TASK INSTRUCTIONS: Gather each line of the records where "государственным" appears.

EXERCISE MATERIALS:
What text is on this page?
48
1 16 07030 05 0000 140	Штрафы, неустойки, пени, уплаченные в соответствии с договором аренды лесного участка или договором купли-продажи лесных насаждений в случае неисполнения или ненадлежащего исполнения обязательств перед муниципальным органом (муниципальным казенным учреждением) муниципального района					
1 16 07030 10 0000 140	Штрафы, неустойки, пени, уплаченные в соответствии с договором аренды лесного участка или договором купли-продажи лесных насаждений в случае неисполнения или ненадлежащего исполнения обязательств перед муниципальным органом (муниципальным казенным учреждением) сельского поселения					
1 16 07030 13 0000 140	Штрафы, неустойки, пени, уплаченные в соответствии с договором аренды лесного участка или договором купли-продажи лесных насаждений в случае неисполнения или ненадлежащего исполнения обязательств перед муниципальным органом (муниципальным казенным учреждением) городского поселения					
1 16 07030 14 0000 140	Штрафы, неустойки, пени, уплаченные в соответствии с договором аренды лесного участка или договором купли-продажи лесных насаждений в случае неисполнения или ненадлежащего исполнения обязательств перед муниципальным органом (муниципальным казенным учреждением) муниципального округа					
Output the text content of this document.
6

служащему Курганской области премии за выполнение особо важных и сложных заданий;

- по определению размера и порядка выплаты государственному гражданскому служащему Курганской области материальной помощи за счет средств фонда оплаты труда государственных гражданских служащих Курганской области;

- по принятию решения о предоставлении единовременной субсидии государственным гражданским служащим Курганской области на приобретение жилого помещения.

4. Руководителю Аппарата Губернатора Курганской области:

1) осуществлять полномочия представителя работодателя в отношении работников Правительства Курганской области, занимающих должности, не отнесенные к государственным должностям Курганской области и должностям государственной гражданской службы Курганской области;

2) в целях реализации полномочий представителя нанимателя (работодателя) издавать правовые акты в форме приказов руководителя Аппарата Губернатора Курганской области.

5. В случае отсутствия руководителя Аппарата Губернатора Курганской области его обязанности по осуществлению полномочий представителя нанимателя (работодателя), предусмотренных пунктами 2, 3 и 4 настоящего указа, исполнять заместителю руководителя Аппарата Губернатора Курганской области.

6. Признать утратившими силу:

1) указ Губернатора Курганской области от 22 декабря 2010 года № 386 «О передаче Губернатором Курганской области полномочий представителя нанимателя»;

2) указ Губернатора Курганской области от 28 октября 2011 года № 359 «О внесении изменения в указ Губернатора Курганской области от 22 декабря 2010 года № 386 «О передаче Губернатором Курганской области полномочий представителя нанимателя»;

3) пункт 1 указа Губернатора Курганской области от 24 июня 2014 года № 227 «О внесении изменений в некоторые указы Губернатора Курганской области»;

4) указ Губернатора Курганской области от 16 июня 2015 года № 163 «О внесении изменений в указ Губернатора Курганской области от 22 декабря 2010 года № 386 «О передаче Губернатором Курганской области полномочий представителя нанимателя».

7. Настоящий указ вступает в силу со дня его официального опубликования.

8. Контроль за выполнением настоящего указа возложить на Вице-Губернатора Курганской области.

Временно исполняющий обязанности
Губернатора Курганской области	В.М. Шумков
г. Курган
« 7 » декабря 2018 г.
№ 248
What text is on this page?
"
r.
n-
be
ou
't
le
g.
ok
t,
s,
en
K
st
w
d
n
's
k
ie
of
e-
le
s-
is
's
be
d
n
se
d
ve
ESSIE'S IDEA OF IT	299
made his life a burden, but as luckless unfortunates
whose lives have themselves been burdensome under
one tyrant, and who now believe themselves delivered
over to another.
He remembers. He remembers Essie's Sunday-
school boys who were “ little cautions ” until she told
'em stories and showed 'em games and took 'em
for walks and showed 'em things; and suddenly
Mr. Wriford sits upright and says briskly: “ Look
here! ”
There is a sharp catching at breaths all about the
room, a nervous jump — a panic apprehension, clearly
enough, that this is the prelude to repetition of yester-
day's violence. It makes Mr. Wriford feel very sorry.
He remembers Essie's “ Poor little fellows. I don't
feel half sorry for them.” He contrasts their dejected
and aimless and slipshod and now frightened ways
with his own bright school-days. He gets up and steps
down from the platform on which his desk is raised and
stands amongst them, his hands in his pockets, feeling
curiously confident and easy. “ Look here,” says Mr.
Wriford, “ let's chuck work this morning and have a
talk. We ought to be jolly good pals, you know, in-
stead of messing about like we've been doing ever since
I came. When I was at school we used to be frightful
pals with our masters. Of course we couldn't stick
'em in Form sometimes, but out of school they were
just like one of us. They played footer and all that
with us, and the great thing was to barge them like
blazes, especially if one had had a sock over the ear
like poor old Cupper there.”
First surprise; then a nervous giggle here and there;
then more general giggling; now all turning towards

THE COMPLETED TASK:
- по принятию решения о предоставлении единовременной субсидии государственным гражданским служащим Курганской области на приобретение жилого помещения.
1) осуществлять полномочия представителя работодателя в отношении работников Правительства Курганской области, занимающих должности, не отнесенные к государственным должностям Курганской области и должностям государственной гражданской службы Курганской области;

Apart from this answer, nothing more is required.